— Start —

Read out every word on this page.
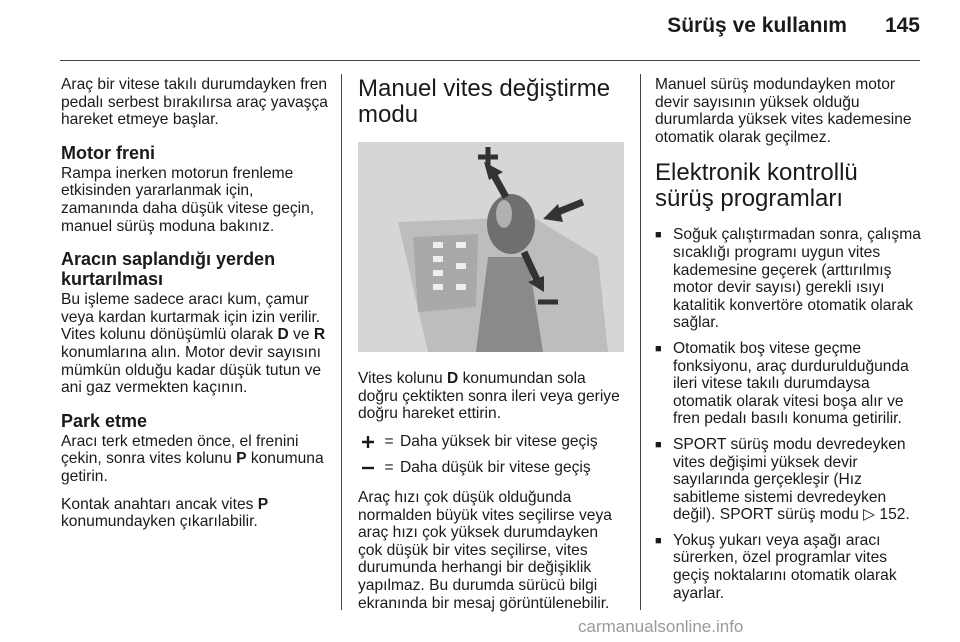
Sürüş ve kullanım 145

Araç bir vitese takılı durumdayken fren pedalı serbest bırakılırsa araç yavaşça hareket etmeye başlar.

Motor freni

Rampa inerken motorun frenleme etkisinden yararlanmak için, zamanında daha düşük vitese geçin, manuel sürüş moduna bakınız.

Aracın saplandığı yerden kurtarılması

Bu işleme sadece aracı kum, çamur veya kardan kurtarmak için izin verilir. Vites kolunu dönüşümlü olarak D ve R konumlarına alın. Motor devir sayısını mümkün olduğu kadar düşük tutun ve ani gaz vermekten kaçının.

Park etme

Aracı terk etmeden önce, el frenini çekin, sonra vites kolunu P konumuna getirin.

Kontak anahtarı ancak vites P konumundayken çıkarılabilir.

Manuel vites değiştirme modu

Vites kolunu D konumundan sola doğru çektikten sonra ileri veya geriye doğru hareket ettirin.

= Daha yüksek bir vitese geçiş
= Daha düşük bir vitese geçiş

Araç hızı çok düşük olduğunda normalden büyük vites seçilirse veya araç hızı çok yüksek durumdayken çok düşük bir vites seçilirse, vites durumunda herhangi bir değişiklik yapılmaz. Bu durumda sürücü bilgi ekranında bir mesaj görüntülenebilir.

Manuel sürüş modundayken motor devir sayısının yüksek olduğu durumlarda yüksek vites kademesine otomatik olarak geçilmez.

Elektronik kontrollü sürüş programları
■ Soğuk çalıştırmadan sonra, çalışma sıcaklığı programı uygun vites kademesine geçerek (arttırılmış motor devir sayısı) gerekli ısıyı katalitik konvertöre otomatik olarak sağlar.
■ Otomatik boş vitese geçme fonksiyonu, araç durdurulduğunda ileri vitese takılı durumdaysa otomatik olarak vitesi boşa alır ve fren pedalı basılı konuma getirilir.
■ SPORT sürüş modu devredeyken vites değişimi yüksek devir sayılarında gerçekleşir (Hız sabitleme sistemi devredeyken değil). SPORT sürüş modu ▷ 152.
■ Yokuş yukarı veya aşağı aracı sürerken, özel programlar vites geçiş noktalarını otomatik olarak ayarlar.
carmanualsonline.info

— End —

§ **WHAT TO DO**
All of the entries need to be transcribed word for word; pictures are left out.

§ **PROBLEM SOLUTION**
Read out every word on this page.
Sürüş ve kullanım 145

Araç bir vitese takılı durumdayken fren pedalı serbest bırakılırsa araç yavaşça hareket etmeye başlar.

Motor freni

Rampa inerken motorun frenleme etkisinden yararlanmak için, zamanında daha düşük vitese geçin, manuel sürüş moduna bakınız.

Aracın saplandığı yerden kurtarılması

Bu işleme sadece aracı kum, çamur veya kardan kurtarmak için izin verilir. Vites kolunu dönüşümlü olarak D ve R konumlarına alın. Motor devir sayısını mümkün olduğu kadar düşük tutun ve ani gaz vermekten kaçının.

Park etme

Aracı terk etmeden önce, el frenini çekin, sonra vites kolunu P konumuna getirin.

Kontak anahtarı ancak vites P konumundayken çıkarılabilir.

Manuel vites değiştirme modu

Vites kolunu D konumundan sola doğru çektikten sonra ileri veya geriye doğru hareket ettirin.

= Daha yüksek bir vitese geçiş
= Daha düşük bir vitese geçiş

Araç hızı çok düşük olduğunda normalden büyük vites seçilirse veya araç hızı çok yüksek durumdayken çok düşük bir vites seçilirse, vites durumunda herhangi bir değişiklik yapılmaz. Bu durumda sürücü bilgi ekranında bir mesaj görüntülenebilir.

Manuel sürüş modundayken motor devir sayısının yüksek olduğu durumlarda yüksek vites kademesine otomatik olarak geçilmez.

Elektronik kontrollü sürüş programları
■ Soğuk çalıştırmadan sonra, çalışma sıcaklığı programı uygun vites kademesine geçerek (arttırılmış motor devir sayısı) gerekli ısıyı katalitik konvertöre otomatik olarak sağlar.
■ Otomatik boş vitese geçme fonksiyonu, araç durdurulduğunda ileri vitese takılı durumdaysa otomatik olarak vitesi boşa alır ve fren pedalı basılı konuma getirilir.
■ SPORT sürüş modu devredeyken vites değişimi yüksek devir sayılarında gerçekleşir (Hız sabitleme sistemi devredeyken değil). SPORT sürüş modu ▷ 152.
■ Yokuş yukarı veya aşağı aracı sürerken, özel programlar vites geçiş noktalarını otomatik olarak ayarlar.
carmanualsonline.info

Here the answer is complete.